Items from a data source
━━━━━━━━━━━━━━━━━━━━

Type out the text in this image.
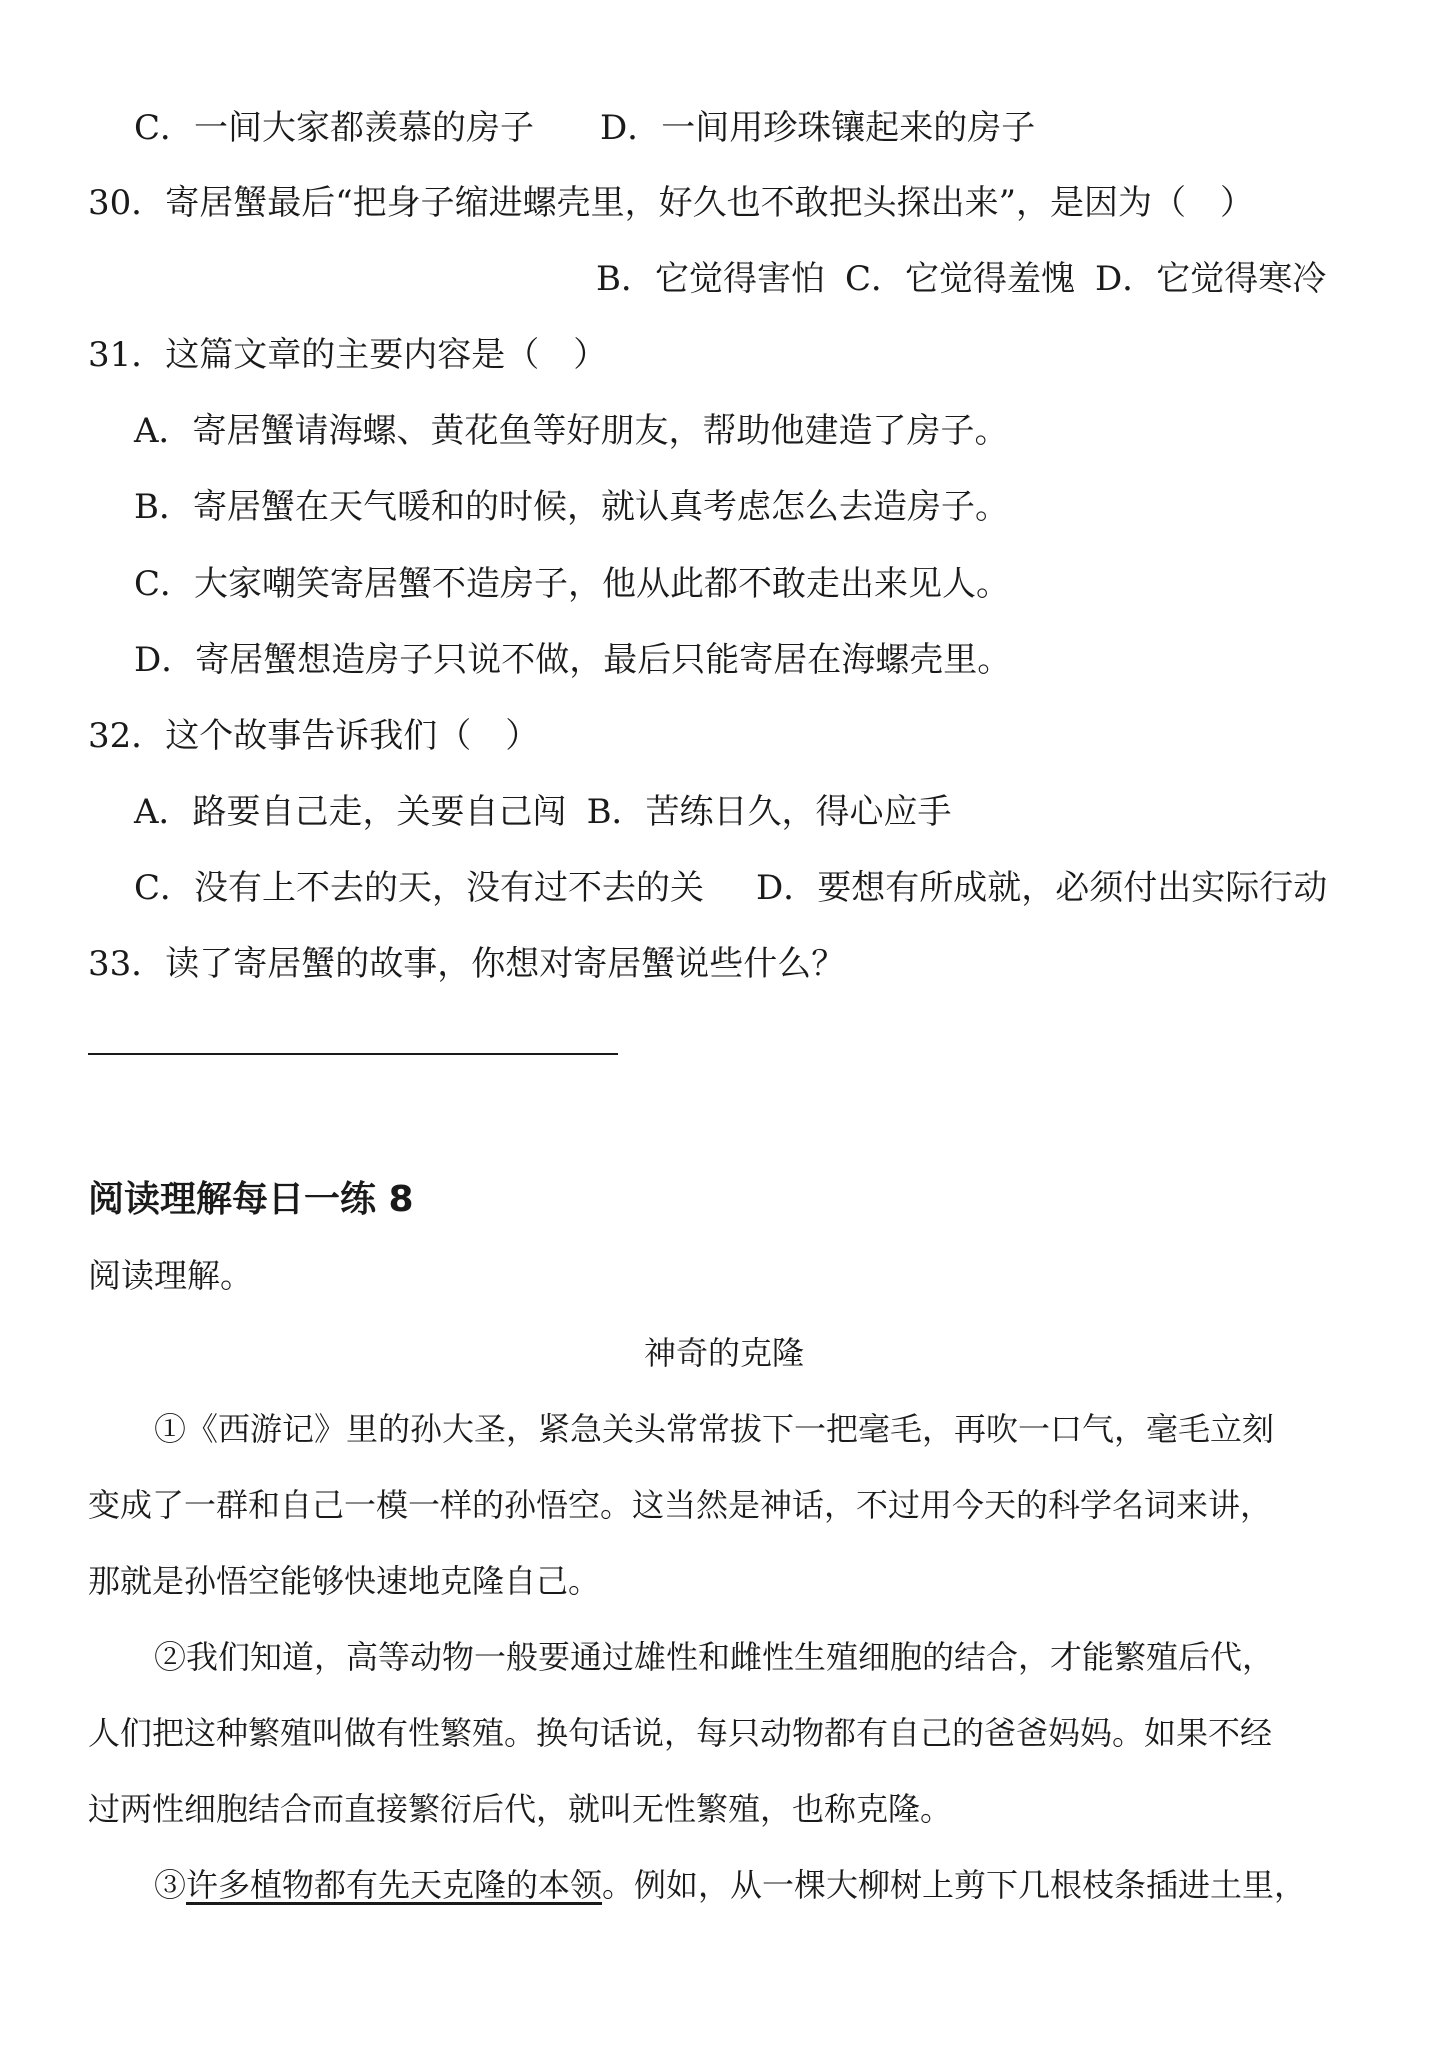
C．一间大家都羡慕的房子 D．一间用珍珠镶起来的房子
30．寄居蟹最后“把身子缩进螺壳里，好久也不敢把头探出来”，是因为（　）
B．它觉得害怕 C．它觉得羞愧 D．它觉得寒冷
31．这篇文章的主要内容是（　）
A．寄居蟹请海螺、黄花鱼等好朋友，帮助他建造了房子。
B．寄居蟹在天气暖和的时候，就认真考虑怎么去造房子。
C．大家嘲笑寄居蟹不造房子，他从此都不敢走出来见人。
D．寄居蟹想造房子只说不做，最后只能寄居在海螺壳里。
32．这个故事告诉我们（　）
A．路要自己走，关要自己闯 B．苦练日久，得心应手
C．没有上不去的天，没有过不去的关 D．要想有所成就，必须付出实际行动
33．读了寄居蟹的故事，你想对寄居蟹说些什么？
阅读理解每日一练 8
阅读理解。
神奇的克隆
①《西游记》里的孙大圣，紧急关头常常拔下一把毫毛，再吹一口气，毫毛立刻
变成了一群和自己一模一样的孙悟空。这当然是神话，不过用今天的科学名词来讲，
那就是孙悟空能够快速地克隆自己。
②我们知道，高等动物一般要通过雄性和雌性生殖细胞的结合，才能繁殖后代，
人们把这种繁殖叫做有性繁殖。换句话说，每只动物都有自己的爸爸妈妈。如果不经
过两性细胞结合而直接繁衍后代，就叫无性繁殖，也称克隆。
③许多植物都有先天克隆的本领。例如，从一棵大柳树上剪下几根枝条插进土里，
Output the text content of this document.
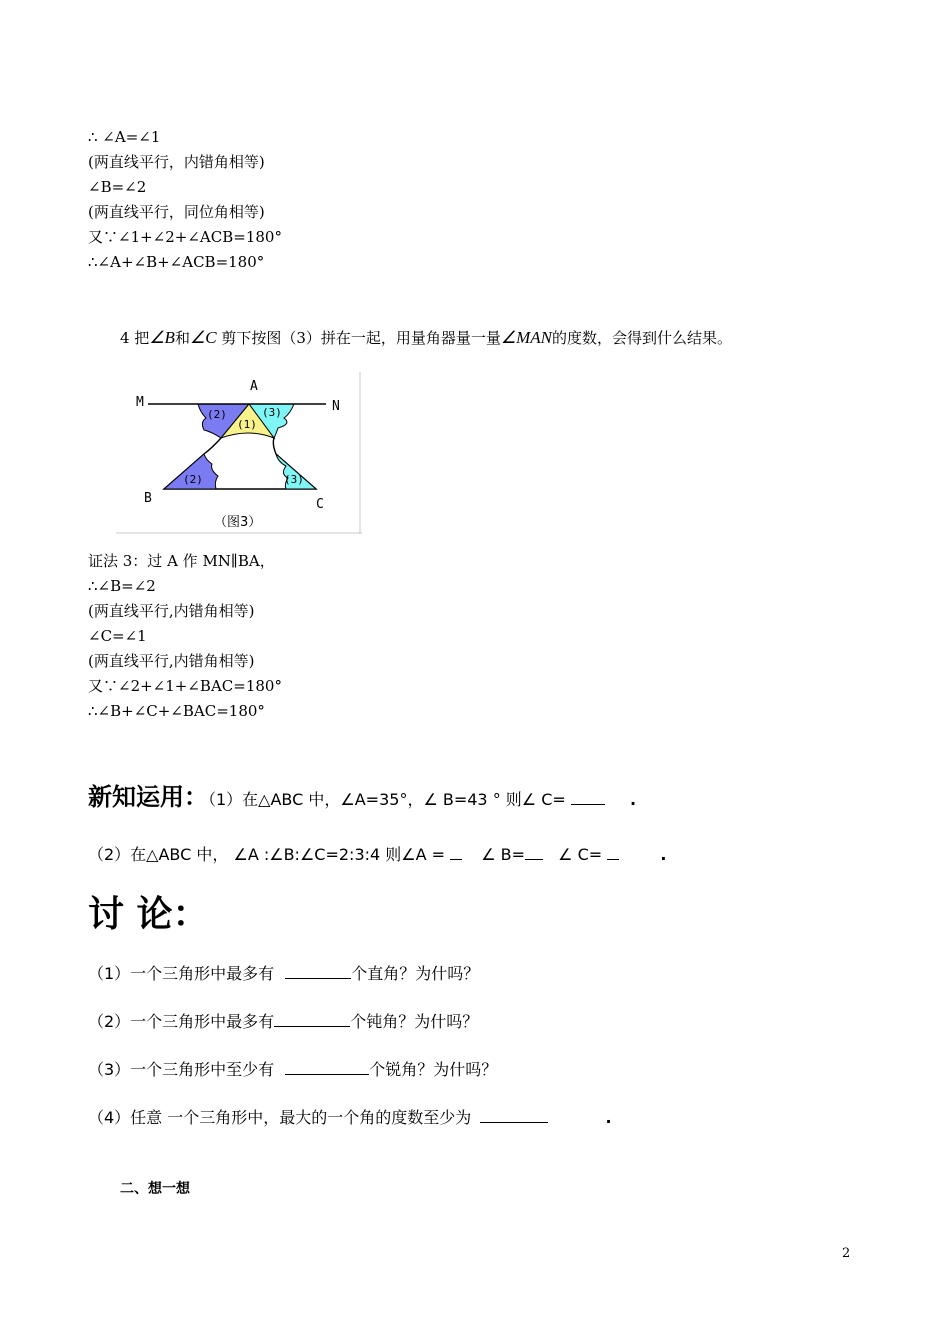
∴ ∠A=∠1
(两直线平行，内错角相等)
∠B=∠2
(两直线平行，同位角相等)
又∵∠1+∠2+∠ACB=180°
∴∠A+∠B+∠ACB=180°
4 把∠B和∠C 剪下按图（3）拼在一起，用量角器量一量∠MAN的度数，会得到什么结果。
M
A
N
B	C
(2)	(3)
(1)
(2)	(3)
（图3）
证法 3：过 A 作 MN∥BA，
∴∠B=∠2
(两直线平行,内错角相等)
∠C=∠1
(两直线平行,内错角相等)
又∵∠2+∠1+∠BAC=180°
∴∠B+∠C+∠BAC=180°
新知运用：（1）在△ABC 中，∠A=35°，∠ B=43 ° 则∠ C=	.
（2）在△ABC 中， ∠A :∠B:∠C=2:3:4 则∠A = ∠ B= ∠ C=	.
讨 论：
（1）一个三角形中最多有	个直角？为什吗？
（2）一个三角形中最多有	个钝角？为什吗？
（3）一个三角形中至少有	个锐角？为什吗？
（4）任意 一个三角形中，最大的一个角的度数至少为	.
二、想一想
2
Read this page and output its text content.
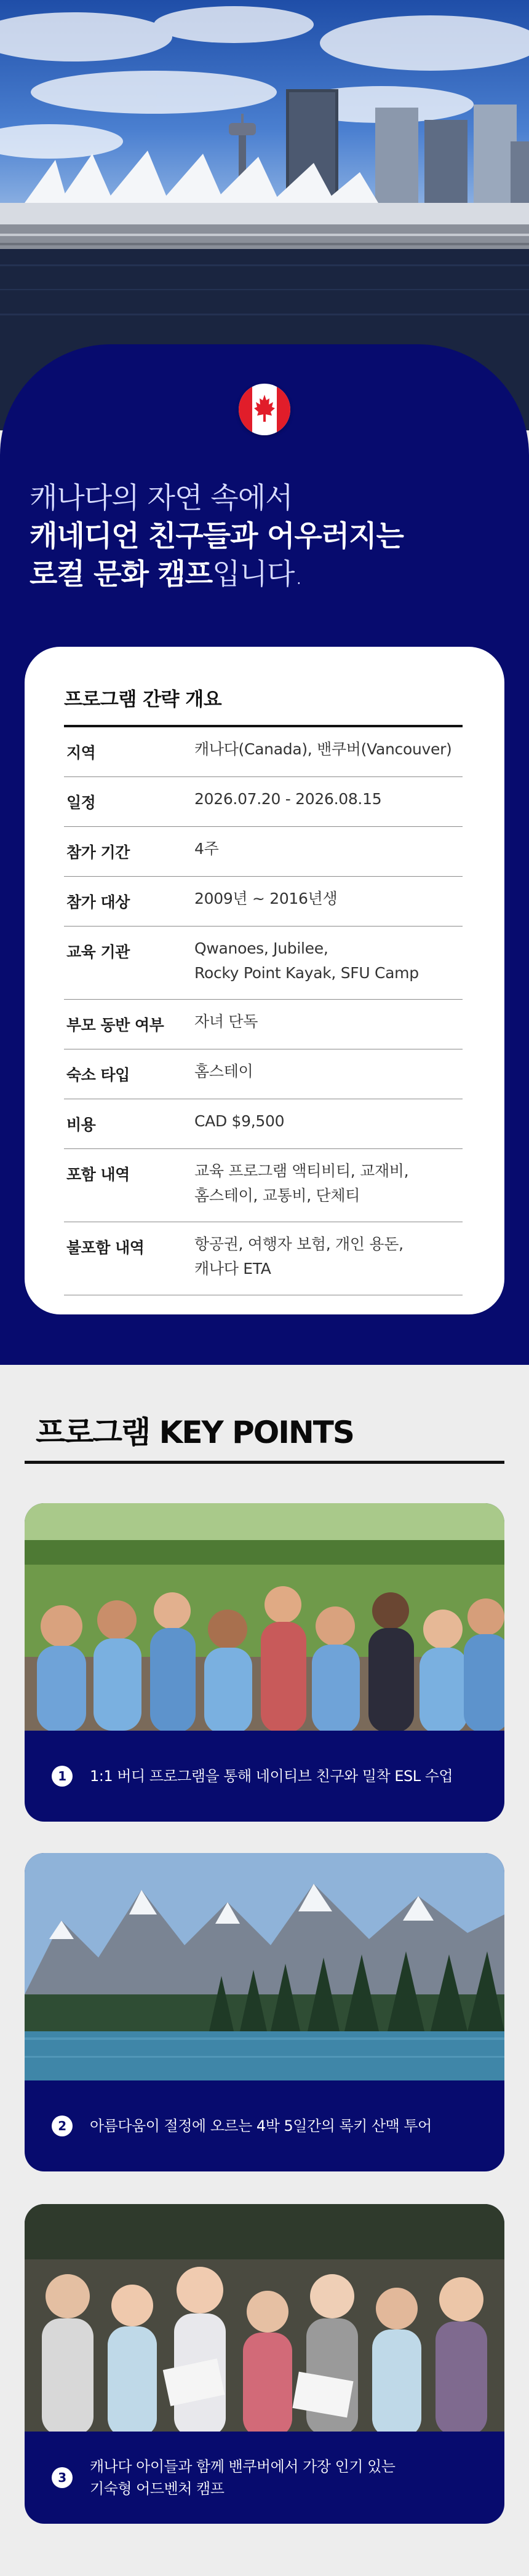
캐나다의 자연 속에서
캐네디언 친구들과 어우러지는
로컬 문화 캠프입니다.
프로그램 간략 개요
지역	캐나다(Canada), 밴쿠버(Vancouver)
일정	2026.07.20 - 2026.08.15
참가 기간	4주
참가 대상	2009년 ~ 2016년생
교육 기관	Qwanoes, Jubilee,
Rocky Point Kayak, SFU Camp
부모 동반 여부	자녀 단독
숙소 타입	홈스테이
비용	CAD $9,500
포함 내역	교육 프로그램 액티비티, 교재비,
홈스테이, 교통비, 단체티
불포함 내역	항공권, 여행자 보험, 개인 용돈,
캐나다 ETA
프로그램 KEY POINTS
1	1:1 버디 프로그램을 통해 네이티브 친구와 밀착 ESL 수업
2	아름다움이 절정에 오르는 4박 5일간의 록키 산맥 투어
3
캐나다 아이들과 함께 밴쿠버에서 가장 인기 있는
기숙형 어드벤처 캠프
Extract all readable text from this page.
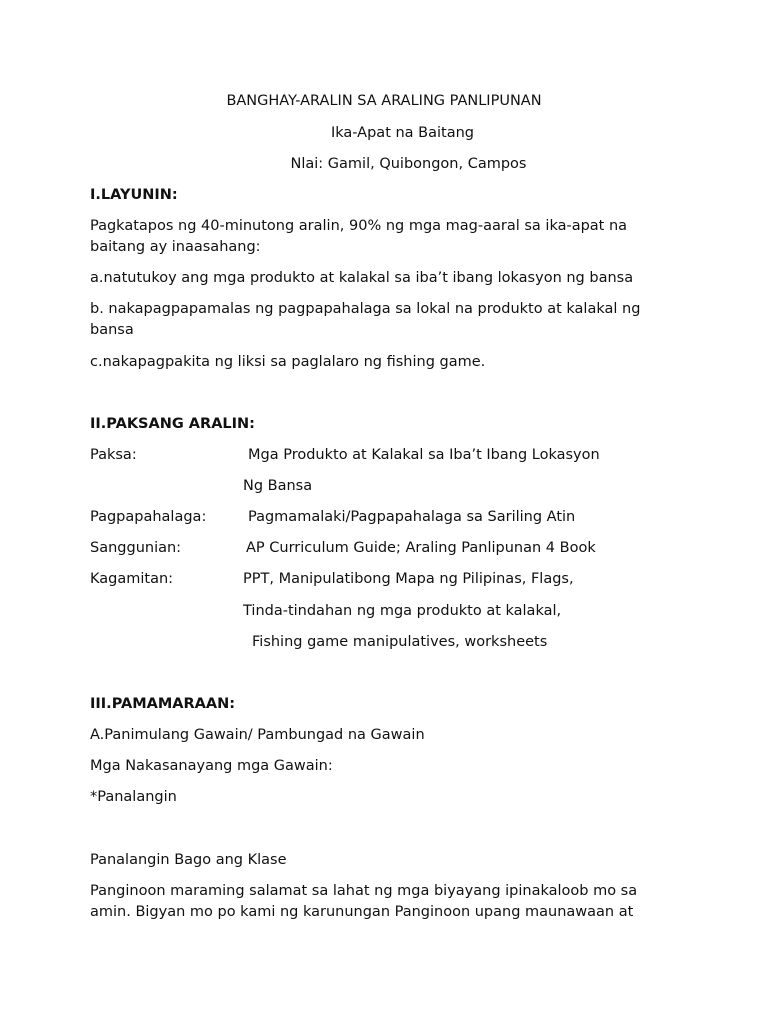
BANGHAY-ARALIN SA ARALING PANLIPUNAN

Ika-Apat na Baitang

Nlai: Gamil, Quibongon, Campos

I.LAYUNIN:

Pagkatapos ng 40-minutong aralin, 90% ng mga mag-aaral sa ika-apat na baitang ay inaasahang:

a.natutukoy ang mga produkto at kalakal sa iba’t ibang lokasyon ng bansa

b. nakapagpapamalas ng pagpapahalaga sa lokal na produkto at kalakal ng bansa

c.nakapagpakita ng liksi sa paglalaro ng fishing game.

II.PAKSANG ARALIN:

Paksa:	Mga Produkto at Kalakal sa Iba’t Ibang Lokasyon

Ng Bansa

Pagpapahalaga:	Pagmamalaki/Pagpapahalaga sa Sariling Atin

Sanggunian:	AP Curriculum Guide; Araling Panlipunan 4 Book

Kagamitan:	PPT, Manipulatibong Mapa ng Pilipinas, Flags,

Tinda-tindahan ng mga produkto at kalakal,

Fishing game manipulatives, worksheets

III.PAMAMARAAN:

A.Panimulang Gawain/ Pambungad na Gawain

Mga Nakasanayang mga Gawain:

*Panalangin

Panalangin Bago ang Klase

Panginoon maraming salamat sa lahat ng mga biyayang ipinakaloob mo sa amin. Bigyan mo po kami ng karunungan Panginoon upang maunawaan at
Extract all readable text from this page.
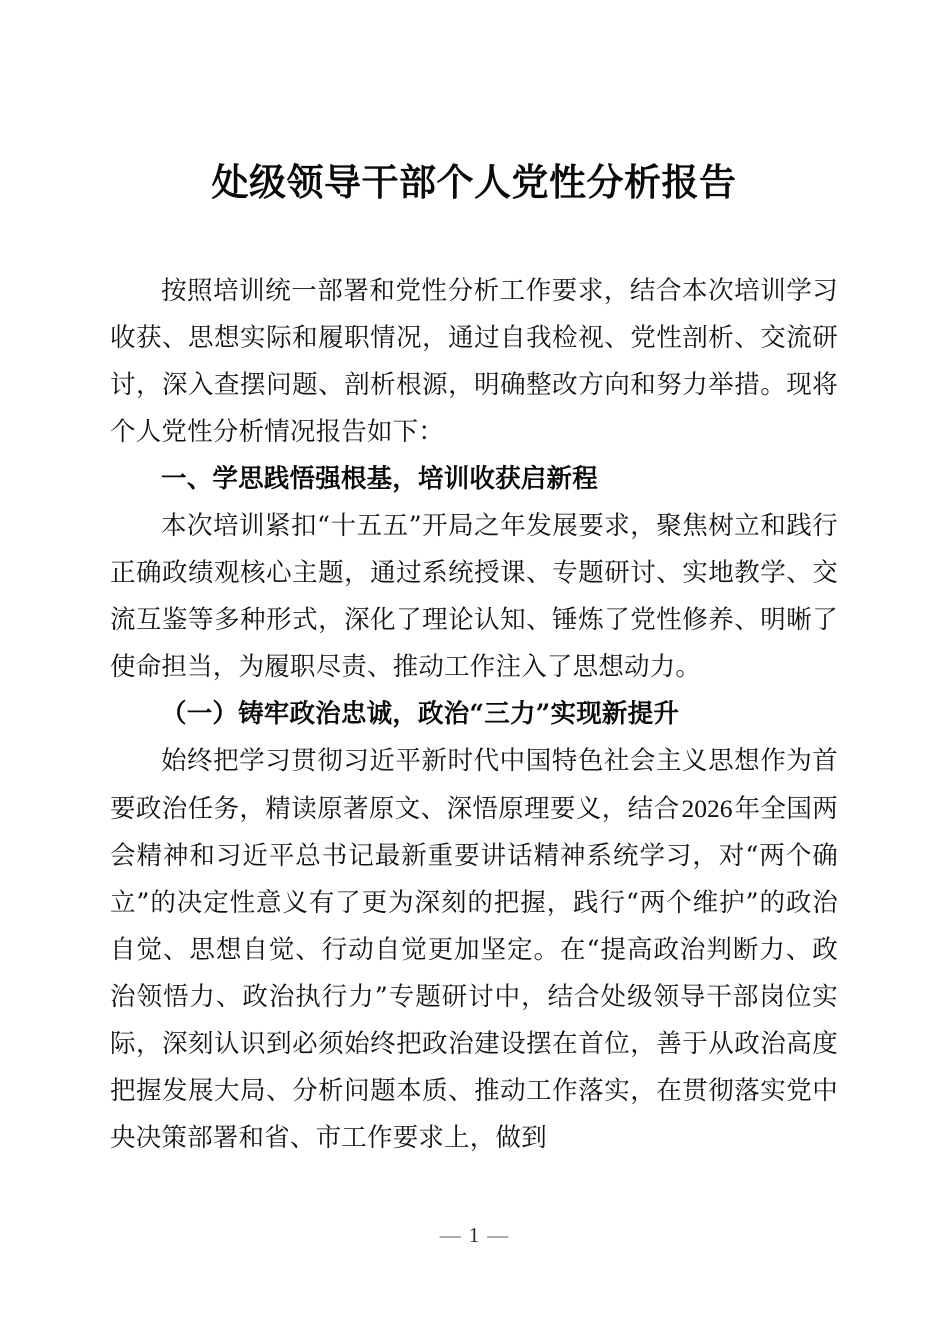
处级领导干部个人党性分析报告

按照培训统一部署和党性分析工作要求，结合本次培训学习收获、思想实际和履职情况，通过自我检视、党性剖析、交流研讨，深入查摆问题、剖析根源，明确整改方向和努力举措。现将个人党性分析情况报告如下：

一、学思践悟强根基，培训收获启新程

本次培训紧扣“十五五”开局之年发展要求，聚焦树立和践行正确政绩观核心主题，通过系统授课、专题研讨、实地教学、交流互鉴等多种形式，深化了理论认知、锤炼了党性修养、明晰了使命担当，为履职尽责、推动工作注入了思想动力。

（一）铸牢政治忠诚，政治“三力”实现新提升

始终把学习贯彻习近平新时代中国特色社会主义思想作为首要政治任务，精读原著原文、深悟原理要义，结合2026年全国两会精神和习近平总书记最新重要讲话精神系统学习，对“两个确立”的决定性意义有了更为深刻的把握，践行“两个维护”的政治自觉、思想自觉、行动自觉更加坚定。在“提高政治判断力、政治领悟力、政治执行力”专题研讨中，结合处级领导干部岗位实际，深刻认识到必须始终把政治建设摆在首位，善于从政治高度把握发展大局、分析问题本质、推动工作落实，在贯彻落实党中央决策部署和省、市工作要求上，做到

— 1 —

━━━━━━━━━━━━━━━━━━━━

Search the data for the word "Panalangin" and copy each line where it appears.

THE SOLUTION ->
*Panalangin
Panalangin Bago ang Klase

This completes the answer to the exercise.